EXERCISE DETAILS
Scan the data below for the string "Бойко". Copy every line where it appears.
---------- INPUT RECORDS ----------
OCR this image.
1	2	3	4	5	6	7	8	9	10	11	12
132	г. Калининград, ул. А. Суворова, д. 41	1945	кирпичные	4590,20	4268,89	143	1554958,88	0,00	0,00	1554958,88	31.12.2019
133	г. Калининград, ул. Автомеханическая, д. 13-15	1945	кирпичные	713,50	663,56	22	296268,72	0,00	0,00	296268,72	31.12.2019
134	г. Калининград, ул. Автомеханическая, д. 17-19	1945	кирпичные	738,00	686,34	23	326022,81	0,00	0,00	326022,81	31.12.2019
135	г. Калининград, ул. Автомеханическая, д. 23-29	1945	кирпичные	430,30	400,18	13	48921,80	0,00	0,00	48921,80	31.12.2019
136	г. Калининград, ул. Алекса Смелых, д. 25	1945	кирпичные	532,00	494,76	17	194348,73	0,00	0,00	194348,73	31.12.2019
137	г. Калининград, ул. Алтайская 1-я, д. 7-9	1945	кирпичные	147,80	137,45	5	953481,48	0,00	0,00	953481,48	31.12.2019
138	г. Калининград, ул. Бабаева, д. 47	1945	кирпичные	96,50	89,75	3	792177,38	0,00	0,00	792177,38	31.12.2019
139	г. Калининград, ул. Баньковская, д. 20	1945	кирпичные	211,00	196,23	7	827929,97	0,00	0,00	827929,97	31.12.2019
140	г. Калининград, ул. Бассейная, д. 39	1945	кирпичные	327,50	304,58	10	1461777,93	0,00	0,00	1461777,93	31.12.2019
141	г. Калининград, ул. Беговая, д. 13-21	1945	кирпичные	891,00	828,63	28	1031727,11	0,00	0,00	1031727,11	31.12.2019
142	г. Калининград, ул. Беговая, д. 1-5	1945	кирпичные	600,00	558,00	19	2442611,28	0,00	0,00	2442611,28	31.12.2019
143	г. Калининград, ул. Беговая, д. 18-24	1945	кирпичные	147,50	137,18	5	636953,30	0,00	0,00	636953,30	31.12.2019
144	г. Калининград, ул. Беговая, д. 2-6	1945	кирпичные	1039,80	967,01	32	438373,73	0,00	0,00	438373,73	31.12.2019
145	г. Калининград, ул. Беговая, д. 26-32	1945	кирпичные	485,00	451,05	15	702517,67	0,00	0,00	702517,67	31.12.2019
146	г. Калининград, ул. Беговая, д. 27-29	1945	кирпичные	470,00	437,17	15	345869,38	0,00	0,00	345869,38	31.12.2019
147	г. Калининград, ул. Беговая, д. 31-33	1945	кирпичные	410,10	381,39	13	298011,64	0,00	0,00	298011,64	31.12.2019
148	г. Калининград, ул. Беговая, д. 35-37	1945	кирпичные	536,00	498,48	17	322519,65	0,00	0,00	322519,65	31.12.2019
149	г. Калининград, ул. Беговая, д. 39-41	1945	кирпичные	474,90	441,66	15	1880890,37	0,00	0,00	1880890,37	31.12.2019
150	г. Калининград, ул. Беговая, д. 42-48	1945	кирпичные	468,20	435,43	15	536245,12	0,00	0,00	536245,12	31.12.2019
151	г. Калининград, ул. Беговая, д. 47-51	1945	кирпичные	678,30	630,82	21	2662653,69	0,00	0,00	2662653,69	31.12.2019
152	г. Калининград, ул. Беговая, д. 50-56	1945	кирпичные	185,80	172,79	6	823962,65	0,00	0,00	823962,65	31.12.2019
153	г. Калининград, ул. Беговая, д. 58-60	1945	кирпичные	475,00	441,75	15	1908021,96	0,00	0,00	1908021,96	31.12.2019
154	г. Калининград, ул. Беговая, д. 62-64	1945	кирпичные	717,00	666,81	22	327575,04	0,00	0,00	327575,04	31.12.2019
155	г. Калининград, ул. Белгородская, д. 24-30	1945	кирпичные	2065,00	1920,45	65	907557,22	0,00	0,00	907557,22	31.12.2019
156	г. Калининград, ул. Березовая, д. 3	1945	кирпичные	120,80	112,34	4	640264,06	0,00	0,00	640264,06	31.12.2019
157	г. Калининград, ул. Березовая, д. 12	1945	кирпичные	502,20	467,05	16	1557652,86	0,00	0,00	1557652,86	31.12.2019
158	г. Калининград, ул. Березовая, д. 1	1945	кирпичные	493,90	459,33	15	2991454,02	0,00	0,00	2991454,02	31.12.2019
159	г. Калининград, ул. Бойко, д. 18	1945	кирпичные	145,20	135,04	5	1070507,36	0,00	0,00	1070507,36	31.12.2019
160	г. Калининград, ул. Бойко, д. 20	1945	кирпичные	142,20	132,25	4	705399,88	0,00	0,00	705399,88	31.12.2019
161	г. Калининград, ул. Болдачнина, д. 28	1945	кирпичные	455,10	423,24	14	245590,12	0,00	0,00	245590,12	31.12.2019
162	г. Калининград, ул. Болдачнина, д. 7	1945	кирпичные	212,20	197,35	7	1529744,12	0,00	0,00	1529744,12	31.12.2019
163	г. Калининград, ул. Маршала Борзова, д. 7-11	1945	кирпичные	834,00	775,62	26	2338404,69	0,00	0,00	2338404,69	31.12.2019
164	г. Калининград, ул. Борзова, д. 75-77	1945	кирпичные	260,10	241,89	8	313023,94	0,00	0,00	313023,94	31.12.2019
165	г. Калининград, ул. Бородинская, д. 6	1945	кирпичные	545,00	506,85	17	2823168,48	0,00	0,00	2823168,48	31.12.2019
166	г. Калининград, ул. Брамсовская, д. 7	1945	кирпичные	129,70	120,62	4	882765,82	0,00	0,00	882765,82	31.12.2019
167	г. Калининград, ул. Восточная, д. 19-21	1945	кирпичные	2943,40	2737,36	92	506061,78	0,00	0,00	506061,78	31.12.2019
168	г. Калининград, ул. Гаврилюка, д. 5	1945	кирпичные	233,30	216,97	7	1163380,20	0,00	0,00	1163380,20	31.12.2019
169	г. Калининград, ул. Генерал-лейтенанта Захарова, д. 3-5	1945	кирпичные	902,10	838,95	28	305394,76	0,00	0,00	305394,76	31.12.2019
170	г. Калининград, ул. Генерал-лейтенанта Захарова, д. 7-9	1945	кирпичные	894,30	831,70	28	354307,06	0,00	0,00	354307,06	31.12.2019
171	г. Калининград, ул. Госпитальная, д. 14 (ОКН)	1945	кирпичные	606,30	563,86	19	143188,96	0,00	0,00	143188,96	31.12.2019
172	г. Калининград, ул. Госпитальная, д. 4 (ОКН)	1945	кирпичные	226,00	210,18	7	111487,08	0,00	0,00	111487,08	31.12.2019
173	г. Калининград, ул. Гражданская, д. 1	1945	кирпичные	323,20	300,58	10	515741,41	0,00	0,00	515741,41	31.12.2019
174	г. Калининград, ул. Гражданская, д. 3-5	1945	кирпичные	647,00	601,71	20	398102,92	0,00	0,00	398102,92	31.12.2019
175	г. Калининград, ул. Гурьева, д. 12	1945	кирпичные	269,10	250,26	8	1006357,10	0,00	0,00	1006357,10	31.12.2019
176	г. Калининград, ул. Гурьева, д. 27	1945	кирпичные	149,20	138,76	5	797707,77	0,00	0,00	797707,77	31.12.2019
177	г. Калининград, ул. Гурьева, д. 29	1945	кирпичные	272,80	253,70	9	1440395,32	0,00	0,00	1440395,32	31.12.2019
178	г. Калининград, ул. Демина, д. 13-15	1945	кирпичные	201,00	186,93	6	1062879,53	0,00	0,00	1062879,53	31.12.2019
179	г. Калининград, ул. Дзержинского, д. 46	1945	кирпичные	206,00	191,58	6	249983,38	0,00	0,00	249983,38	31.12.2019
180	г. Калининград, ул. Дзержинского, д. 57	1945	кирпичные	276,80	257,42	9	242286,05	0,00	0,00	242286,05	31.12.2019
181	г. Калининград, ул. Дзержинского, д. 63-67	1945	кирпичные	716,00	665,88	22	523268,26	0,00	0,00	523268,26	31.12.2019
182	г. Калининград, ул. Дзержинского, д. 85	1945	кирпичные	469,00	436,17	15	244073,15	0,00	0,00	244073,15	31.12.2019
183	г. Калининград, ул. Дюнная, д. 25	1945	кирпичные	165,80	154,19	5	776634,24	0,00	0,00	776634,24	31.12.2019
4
----------
TASK OUTPUT
159	г. Калининград, ул. Бойко, д. 18	1945	кирпичные	145,20	135,04	5	1070507,36	0,00	0,00	1070507,36	31.12.2019
160	г. Калининград, ул. Бойко, д. 20	1945	кирпичные	142,20	132,25	4	705399,88	0,00	0,00	705399,88	31.12.2019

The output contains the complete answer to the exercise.